## EXERCISE TASK
Report the number of lines in these entries that contain "occasioned". Write only the number.

## INPUT
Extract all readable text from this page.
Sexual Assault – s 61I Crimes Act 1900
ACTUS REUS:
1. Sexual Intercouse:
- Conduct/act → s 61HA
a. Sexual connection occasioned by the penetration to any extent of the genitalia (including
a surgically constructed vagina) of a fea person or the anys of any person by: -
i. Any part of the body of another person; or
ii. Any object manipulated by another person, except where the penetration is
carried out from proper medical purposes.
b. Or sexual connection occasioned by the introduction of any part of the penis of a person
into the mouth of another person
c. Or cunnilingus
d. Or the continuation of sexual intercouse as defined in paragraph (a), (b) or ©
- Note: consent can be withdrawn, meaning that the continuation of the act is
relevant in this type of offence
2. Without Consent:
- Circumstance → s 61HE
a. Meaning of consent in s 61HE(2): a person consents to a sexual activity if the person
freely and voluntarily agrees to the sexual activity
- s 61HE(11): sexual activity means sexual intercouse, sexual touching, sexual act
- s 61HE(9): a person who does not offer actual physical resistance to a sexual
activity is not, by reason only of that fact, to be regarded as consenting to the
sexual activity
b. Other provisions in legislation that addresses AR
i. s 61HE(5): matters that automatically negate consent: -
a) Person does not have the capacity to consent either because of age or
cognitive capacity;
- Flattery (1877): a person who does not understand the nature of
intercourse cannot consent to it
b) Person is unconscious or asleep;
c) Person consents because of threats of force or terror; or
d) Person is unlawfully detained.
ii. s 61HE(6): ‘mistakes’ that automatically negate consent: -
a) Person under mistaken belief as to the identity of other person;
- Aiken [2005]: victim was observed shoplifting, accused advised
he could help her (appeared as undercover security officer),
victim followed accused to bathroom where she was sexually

---

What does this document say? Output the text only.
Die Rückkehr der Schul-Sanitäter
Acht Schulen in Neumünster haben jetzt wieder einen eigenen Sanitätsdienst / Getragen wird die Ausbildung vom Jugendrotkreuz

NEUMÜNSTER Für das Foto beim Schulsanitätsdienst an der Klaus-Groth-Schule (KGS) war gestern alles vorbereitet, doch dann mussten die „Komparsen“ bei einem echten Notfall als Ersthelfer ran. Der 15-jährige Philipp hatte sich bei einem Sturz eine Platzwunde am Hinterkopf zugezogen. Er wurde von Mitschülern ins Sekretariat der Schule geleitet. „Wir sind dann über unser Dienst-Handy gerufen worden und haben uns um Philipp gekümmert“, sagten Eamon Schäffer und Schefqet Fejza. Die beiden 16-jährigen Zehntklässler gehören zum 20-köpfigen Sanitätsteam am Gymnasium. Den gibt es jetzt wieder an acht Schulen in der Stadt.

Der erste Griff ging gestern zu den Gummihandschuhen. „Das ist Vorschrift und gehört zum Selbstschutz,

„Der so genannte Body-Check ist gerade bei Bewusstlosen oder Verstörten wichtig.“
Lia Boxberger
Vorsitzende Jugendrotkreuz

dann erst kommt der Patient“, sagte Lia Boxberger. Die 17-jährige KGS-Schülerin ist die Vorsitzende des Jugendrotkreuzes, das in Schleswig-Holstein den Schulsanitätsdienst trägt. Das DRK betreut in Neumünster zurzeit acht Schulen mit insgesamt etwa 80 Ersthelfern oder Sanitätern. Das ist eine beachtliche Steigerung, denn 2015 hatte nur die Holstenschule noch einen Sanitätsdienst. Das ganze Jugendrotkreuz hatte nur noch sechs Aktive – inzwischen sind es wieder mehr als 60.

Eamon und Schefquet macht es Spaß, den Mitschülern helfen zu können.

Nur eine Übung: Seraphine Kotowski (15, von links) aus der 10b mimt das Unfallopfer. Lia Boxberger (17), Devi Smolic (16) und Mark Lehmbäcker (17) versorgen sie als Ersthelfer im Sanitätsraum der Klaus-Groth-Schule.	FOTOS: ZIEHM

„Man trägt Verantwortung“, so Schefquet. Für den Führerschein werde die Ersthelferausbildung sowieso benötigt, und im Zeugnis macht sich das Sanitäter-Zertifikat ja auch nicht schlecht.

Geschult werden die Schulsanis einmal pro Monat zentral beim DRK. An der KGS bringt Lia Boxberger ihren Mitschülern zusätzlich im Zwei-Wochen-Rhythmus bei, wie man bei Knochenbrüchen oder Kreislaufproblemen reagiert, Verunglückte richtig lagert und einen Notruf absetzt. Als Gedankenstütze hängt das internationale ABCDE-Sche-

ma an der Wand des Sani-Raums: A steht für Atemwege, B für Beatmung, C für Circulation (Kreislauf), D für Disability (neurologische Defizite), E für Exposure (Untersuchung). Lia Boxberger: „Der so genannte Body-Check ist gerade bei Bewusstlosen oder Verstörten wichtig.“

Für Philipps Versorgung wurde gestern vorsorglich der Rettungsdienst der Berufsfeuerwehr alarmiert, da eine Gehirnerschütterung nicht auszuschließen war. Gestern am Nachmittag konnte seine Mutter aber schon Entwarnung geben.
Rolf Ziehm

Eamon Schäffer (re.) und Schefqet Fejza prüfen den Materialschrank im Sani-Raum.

--

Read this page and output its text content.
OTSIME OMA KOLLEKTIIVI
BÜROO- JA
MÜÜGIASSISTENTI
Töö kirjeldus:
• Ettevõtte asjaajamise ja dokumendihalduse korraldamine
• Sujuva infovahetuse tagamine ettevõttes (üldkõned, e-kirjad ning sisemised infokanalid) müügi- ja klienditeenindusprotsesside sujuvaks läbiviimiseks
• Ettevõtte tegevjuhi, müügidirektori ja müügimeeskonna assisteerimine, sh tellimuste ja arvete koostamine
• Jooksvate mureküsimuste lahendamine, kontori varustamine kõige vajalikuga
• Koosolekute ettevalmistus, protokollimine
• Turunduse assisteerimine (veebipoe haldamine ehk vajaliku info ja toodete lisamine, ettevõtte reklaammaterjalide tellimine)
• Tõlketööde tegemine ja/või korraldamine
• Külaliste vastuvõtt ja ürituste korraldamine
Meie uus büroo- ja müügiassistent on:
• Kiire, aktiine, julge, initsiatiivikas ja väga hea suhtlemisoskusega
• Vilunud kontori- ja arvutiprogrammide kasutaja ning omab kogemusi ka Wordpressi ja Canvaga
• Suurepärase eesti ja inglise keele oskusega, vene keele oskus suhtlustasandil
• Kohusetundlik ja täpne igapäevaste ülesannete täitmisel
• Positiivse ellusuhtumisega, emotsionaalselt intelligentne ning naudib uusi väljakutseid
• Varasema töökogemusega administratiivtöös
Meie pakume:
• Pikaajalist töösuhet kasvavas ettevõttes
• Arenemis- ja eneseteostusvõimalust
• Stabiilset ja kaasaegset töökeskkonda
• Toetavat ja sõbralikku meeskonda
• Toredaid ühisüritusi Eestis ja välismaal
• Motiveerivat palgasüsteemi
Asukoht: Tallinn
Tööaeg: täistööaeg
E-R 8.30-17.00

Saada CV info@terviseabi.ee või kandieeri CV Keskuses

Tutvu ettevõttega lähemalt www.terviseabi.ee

## EXERCISE RESULT
2